Search the records for "title" and copy each line that holds it.

- Listing -
<<<<

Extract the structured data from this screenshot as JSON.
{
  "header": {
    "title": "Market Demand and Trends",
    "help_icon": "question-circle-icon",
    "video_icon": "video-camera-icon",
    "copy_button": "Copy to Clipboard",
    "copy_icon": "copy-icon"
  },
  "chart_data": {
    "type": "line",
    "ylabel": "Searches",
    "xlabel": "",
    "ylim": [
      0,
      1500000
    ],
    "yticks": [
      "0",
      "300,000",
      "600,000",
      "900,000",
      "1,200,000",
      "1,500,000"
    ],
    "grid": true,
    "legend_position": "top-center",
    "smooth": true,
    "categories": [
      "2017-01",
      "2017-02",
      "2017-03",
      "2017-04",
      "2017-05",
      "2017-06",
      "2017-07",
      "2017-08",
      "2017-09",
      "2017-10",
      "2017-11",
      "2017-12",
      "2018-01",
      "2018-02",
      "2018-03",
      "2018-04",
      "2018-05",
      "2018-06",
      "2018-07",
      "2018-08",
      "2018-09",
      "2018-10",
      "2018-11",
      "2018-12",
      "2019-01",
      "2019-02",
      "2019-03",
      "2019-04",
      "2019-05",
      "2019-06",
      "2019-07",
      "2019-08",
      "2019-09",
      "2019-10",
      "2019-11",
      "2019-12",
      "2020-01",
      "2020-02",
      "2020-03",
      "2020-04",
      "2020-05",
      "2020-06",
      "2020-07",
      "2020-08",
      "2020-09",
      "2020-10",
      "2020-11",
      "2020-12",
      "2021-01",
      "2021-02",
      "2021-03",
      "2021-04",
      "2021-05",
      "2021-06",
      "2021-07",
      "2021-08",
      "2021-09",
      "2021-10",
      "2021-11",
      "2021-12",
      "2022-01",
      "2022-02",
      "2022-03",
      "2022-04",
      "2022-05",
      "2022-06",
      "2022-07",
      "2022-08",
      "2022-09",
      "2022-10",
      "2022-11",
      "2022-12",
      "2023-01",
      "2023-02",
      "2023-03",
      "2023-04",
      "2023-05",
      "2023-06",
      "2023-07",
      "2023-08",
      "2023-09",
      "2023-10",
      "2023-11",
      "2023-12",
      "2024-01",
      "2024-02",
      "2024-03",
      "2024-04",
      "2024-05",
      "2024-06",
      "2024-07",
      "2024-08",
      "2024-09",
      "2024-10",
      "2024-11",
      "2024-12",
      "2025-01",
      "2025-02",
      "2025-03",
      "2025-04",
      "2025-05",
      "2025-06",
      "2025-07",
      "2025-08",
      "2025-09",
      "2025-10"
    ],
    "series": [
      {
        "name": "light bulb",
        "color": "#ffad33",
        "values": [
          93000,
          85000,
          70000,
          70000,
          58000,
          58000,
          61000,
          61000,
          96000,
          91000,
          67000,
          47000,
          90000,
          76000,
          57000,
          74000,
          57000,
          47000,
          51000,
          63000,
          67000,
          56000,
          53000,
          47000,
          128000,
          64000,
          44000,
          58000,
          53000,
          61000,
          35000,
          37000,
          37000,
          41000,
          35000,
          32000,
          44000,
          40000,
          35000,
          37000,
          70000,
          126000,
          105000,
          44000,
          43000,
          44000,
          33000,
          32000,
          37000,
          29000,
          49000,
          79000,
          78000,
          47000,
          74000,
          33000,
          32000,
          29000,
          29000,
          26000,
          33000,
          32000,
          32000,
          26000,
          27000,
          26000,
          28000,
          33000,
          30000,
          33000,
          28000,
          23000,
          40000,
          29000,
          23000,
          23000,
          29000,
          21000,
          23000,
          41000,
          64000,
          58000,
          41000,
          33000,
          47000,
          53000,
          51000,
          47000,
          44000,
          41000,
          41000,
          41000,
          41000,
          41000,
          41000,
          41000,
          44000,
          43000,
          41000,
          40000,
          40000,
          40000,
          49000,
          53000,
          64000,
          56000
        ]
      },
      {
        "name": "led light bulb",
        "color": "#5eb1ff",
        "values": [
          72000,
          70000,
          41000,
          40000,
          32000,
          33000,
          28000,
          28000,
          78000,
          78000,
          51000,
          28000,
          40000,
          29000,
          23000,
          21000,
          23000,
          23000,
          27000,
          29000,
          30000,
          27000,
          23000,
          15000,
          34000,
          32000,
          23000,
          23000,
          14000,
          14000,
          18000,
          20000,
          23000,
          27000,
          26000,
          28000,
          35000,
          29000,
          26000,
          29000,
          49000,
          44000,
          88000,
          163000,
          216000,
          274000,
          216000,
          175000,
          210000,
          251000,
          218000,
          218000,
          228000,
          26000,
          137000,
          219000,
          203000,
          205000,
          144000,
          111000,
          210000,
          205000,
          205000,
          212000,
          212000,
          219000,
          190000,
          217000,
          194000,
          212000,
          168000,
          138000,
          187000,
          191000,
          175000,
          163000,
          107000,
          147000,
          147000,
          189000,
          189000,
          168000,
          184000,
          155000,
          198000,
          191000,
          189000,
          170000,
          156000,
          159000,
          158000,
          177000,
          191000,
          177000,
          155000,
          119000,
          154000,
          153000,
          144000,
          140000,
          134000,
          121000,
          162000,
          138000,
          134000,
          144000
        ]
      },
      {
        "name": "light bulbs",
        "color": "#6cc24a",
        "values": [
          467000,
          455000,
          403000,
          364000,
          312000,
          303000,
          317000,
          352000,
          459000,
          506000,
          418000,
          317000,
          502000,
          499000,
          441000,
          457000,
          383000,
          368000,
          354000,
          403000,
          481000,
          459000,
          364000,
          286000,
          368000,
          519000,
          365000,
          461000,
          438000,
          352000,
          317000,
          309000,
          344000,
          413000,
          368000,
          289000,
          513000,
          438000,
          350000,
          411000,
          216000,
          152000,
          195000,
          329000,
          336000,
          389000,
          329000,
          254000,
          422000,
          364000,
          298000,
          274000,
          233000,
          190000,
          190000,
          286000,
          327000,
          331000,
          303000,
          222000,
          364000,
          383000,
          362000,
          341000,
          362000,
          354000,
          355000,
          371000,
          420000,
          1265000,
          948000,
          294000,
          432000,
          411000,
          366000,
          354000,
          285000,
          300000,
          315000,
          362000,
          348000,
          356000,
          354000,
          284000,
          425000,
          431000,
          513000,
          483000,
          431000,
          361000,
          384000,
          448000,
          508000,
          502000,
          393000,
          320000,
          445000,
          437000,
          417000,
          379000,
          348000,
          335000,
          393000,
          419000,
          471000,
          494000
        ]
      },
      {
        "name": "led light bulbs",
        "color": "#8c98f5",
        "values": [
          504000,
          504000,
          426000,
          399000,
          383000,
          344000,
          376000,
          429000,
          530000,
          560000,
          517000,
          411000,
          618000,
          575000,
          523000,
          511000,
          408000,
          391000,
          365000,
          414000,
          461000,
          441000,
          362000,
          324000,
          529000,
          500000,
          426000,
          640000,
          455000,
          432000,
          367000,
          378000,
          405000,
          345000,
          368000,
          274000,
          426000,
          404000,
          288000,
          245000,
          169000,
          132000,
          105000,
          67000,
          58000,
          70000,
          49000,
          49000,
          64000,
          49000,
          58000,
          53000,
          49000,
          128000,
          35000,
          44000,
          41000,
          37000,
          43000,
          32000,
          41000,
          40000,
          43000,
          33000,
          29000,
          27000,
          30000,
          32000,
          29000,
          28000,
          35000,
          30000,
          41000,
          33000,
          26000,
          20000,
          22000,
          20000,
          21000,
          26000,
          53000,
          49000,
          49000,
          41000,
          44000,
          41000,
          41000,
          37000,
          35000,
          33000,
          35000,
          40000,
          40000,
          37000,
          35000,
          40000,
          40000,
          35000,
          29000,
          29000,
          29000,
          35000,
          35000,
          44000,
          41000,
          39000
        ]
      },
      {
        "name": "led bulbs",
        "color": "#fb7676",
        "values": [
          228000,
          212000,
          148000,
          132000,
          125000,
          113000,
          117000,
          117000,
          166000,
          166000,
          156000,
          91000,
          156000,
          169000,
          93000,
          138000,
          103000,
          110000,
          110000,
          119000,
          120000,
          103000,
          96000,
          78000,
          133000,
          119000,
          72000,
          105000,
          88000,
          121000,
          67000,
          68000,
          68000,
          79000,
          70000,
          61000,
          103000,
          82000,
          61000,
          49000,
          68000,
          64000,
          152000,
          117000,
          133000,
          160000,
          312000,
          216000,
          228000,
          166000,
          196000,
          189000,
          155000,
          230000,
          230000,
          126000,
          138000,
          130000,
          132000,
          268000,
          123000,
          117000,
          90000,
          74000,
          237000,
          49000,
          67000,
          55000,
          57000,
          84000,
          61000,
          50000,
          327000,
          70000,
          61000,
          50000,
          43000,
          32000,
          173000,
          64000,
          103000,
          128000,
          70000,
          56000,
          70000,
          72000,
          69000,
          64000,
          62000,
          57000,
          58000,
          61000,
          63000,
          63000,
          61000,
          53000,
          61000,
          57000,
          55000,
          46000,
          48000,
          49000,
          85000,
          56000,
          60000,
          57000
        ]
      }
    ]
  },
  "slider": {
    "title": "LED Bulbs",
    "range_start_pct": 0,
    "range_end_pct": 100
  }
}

>>>>

- Result of this exercise -
    "title": "Market Demand and Trends",
    "title": "LED Bulbs",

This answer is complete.